GIVEN EXERCISE:
Find each line containing the string "JSON". Copy it.

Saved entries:
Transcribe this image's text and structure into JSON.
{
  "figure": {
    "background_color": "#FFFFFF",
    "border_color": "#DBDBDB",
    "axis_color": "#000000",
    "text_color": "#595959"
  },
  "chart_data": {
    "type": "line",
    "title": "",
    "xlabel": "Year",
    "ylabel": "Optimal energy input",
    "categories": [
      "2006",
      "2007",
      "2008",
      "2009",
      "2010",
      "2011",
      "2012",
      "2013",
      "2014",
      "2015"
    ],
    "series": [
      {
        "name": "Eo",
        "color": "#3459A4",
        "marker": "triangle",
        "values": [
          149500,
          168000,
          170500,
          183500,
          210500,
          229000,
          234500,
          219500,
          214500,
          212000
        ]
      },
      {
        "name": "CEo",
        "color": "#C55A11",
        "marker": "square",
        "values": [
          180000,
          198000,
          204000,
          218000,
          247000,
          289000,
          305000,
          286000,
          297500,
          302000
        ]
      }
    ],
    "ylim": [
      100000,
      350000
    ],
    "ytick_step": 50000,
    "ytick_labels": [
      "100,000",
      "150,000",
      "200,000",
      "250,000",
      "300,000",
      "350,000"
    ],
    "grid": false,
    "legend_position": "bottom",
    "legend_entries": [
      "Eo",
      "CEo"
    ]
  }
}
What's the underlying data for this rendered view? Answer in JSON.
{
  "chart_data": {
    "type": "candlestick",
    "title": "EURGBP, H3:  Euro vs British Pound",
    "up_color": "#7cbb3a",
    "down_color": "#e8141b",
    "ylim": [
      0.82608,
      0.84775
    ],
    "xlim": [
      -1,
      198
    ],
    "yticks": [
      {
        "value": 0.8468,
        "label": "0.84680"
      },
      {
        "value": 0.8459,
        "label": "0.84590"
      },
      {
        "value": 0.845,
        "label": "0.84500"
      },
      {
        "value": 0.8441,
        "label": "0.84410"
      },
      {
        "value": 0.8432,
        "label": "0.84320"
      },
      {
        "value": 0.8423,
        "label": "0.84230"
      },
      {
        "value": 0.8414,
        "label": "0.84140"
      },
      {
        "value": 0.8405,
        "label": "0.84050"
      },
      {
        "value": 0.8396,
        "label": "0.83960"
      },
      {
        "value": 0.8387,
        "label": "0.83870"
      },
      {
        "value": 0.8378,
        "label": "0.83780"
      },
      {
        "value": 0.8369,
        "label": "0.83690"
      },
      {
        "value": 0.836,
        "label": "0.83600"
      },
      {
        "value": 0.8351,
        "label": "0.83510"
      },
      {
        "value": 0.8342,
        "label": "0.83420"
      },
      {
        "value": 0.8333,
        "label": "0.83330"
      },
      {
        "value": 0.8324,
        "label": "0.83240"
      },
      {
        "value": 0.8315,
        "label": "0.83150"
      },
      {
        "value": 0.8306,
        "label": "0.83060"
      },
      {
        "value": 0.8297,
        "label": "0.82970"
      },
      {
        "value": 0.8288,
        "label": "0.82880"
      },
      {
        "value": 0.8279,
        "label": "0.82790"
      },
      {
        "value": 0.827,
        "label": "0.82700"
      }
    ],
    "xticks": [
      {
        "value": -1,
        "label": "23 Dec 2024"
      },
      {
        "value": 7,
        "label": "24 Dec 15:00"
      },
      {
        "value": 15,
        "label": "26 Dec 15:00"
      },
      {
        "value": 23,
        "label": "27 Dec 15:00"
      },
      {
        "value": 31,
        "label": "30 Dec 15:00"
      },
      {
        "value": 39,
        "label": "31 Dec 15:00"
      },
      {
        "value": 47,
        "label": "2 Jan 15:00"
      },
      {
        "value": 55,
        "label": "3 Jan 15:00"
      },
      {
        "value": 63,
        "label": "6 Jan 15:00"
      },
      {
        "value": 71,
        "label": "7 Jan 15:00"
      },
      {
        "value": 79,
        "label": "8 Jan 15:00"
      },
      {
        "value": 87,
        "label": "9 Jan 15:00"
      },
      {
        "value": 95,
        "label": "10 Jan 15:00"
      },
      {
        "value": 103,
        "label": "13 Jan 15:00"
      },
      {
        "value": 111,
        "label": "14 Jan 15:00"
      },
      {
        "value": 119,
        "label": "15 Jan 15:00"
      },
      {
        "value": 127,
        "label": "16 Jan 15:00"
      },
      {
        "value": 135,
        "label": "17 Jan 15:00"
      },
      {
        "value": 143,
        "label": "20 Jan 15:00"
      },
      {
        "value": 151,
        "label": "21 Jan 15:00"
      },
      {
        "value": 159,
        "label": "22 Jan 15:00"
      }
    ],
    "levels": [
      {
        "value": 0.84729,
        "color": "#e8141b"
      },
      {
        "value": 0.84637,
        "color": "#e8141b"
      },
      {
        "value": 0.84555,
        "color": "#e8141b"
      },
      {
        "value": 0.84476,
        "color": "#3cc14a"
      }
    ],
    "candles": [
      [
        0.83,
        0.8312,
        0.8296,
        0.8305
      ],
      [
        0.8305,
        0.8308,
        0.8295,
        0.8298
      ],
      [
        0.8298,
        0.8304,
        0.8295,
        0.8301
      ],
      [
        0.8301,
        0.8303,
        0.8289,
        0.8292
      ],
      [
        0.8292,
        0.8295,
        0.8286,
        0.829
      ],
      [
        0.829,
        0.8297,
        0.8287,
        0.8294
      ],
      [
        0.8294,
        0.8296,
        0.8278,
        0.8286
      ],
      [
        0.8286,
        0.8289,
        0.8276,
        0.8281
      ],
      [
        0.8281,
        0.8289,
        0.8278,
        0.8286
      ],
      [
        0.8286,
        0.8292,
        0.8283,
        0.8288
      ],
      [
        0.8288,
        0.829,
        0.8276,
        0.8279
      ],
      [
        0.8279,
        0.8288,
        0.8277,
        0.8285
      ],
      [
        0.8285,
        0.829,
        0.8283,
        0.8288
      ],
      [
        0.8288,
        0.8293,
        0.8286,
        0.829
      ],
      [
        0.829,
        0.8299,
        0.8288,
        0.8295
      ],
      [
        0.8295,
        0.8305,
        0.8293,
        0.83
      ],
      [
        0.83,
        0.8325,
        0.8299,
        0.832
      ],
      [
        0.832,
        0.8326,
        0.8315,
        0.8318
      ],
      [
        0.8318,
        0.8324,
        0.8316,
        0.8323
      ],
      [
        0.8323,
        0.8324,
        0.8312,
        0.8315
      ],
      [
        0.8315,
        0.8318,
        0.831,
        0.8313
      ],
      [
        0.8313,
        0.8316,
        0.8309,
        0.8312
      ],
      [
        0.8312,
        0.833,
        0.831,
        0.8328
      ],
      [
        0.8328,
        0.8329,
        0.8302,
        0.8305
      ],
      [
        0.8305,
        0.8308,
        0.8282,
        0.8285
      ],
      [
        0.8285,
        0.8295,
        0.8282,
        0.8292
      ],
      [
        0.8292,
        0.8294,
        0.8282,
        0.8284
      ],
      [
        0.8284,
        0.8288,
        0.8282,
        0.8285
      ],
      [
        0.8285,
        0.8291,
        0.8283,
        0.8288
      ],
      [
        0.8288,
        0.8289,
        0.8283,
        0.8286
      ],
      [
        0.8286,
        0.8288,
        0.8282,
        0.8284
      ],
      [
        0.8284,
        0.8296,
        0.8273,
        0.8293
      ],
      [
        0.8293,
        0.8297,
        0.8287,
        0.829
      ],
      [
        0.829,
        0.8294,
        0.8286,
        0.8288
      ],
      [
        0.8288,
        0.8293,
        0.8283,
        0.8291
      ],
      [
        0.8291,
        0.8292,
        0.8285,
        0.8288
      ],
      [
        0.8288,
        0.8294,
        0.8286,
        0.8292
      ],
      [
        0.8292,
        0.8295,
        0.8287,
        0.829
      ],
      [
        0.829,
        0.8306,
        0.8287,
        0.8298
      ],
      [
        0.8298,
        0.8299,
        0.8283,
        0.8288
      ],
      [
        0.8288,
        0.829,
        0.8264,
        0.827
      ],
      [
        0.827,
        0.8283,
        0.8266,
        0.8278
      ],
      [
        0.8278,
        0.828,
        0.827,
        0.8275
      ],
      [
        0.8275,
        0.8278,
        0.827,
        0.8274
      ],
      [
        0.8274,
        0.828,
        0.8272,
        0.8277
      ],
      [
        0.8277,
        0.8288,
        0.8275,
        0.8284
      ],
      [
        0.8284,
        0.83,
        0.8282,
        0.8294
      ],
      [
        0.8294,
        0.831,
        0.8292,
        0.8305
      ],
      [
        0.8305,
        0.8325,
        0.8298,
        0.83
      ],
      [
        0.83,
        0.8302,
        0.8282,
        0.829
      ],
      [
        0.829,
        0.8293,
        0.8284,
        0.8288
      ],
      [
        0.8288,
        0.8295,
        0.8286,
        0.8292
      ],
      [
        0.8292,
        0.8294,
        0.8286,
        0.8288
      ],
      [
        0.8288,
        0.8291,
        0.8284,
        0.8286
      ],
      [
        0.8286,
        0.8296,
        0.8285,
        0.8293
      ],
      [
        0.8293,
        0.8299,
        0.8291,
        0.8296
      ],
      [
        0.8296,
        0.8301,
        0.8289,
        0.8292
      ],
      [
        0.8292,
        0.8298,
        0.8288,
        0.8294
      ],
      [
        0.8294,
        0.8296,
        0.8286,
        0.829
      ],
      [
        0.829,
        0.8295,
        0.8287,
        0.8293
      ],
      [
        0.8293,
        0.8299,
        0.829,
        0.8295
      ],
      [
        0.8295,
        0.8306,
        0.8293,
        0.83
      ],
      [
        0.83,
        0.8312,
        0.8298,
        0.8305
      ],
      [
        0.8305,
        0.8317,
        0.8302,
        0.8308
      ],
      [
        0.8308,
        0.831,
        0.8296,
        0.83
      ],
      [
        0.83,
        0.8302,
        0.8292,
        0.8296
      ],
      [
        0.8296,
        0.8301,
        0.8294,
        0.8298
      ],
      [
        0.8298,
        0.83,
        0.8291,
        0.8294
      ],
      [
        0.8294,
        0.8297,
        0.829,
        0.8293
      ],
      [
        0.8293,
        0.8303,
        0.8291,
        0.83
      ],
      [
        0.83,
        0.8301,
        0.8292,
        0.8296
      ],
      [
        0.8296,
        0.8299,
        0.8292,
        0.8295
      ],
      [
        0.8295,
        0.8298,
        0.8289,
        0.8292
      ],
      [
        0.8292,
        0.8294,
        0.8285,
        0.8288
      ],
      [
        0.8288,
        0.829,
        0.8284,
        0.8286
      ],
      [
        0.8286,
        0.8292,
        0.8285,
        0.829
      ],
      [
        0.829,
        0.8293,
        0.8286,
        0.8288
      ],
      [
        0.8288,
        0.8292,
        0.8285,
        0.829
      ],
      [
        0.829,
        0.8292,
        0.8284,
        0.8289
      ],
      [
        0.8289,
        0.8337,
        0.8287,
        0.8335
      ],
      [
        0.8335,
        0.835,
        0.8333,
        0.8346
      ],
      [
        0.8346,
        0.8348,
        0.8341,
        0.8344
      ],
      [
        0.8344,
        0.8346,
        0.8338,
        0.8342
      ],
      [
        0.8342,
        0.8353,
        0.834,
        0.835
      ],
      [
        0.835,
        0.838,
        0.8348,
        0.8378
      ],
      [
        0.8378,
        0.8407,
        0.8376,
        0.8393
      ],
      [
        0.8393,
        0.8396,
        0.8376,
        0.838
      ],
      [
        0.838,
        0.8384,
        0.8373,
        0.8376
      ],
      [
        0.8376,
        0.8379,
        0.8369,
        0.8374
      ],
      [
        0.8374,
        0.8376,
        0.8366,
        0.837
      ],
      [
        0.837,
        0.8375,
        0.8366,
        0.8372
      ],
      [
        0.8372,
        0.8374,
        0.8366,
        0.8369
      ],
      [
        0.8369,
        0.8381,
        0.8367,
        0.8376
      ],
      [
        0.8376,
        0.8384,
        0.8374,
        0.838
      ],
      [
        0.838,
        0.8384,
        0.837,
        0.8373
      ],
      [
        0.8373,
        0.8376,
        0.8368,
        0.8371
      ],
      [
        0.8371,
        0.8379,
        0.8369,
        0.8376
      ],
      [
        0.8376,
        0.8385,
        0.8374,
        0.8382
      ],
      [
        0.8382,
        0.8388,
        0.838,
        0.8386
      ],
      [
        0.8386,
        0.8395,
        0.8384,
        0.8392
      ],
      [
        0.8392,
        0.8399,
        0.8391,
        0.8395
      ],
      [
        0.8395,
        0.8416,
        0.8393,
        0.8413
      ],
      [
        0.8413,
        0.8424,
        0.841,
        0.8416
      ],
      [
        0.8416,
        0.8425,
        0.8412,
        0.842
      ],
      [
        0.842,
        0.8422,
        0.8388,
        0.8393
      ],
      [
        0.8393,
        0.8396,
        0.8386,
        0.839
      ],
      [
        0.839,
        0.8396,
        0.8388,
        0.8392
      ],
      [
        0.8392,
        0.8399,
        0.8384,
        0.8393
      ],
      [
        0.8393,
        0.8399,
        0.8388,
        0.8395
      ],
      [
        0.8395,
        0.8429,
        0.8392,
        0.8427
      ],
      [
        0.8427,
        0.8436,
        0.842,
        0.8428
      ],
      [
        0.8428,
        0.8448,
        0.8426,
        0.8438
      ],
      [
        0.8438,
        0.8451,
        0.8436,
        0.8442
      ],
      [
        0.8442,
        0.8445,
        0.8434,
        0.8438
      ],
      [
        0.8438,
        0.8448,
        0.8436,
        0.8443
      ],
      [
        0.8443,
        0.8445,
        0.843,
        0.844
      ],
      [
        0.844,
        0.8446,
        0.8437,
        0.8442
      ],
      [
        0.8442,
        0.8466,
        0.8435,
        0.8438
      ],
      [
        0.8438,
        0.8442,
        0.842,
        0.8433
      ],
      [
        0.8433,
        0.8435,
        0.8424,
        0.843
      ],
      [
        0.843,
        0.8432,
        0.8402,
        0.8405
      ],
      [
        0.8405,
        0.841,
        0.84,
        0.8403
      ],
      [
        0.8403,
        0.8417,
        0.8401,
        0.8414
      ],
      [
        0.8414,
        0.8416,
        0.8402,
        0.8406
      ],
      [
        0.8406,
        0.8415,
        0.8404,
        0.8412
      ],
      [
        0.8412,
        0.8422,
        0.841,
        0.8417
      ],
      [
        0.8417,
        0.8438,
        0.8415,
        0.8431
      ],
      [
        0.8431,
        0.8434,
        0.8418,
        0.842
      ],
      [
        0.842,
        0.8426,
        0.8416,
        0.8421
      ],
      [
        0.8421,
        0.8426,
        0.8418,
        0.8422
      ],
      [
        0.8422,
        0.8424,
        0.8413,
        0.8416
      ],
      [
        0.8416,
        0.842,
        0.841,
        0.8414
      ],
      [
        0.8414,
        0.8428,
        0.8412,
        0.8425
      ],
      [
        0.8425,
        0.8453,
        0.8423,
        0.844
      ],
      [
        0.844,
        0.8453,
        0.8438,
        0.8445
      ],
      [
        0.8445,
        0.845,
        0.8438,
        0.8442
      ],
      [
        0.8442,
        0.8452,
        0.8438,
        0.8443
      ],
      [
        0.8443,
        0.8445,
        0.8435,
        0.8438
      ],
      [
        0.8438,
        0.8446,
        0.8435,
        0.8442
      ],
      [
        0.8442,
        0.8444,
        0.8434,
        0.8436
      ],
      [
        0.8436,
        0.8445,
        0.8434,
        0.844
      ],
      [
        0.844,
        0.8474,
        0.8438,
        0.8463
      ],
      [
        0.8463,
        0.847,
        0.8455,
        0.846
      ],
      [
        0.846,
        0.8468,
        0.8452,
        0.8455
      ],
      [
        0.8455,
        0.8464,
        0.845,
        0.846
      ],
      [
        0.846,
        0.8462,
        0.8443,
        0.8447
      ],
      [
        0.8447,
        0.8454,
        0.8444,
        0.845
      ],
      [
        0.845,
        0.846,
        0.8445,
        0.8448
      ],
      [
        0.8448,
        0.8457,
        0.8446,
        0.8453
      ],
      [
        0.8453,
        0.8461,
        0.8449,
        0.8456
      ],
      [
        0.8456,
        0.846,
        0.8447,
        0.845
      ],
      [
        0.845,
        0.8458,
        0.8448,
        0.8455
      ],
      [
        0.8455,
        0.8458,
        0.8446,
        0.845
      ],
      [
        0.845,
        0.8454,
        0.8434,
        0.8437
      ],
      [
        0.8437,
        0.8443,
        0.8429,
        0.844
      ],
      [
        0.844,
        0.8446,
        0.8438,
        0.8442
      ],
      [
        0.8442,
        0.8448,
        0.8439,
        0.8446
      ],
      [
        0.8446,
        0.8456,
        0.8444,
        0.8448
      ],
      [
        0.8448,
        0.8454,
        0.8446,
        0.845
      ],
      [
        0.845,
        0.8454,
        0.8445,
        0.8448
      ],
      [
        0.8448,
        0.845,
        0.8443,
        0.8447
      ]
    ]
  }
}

RESPONSE TO THE TASK:
Transcribe this image's text and structure into JSON.
What's the underlying data for this rendered view? Answer in JSON.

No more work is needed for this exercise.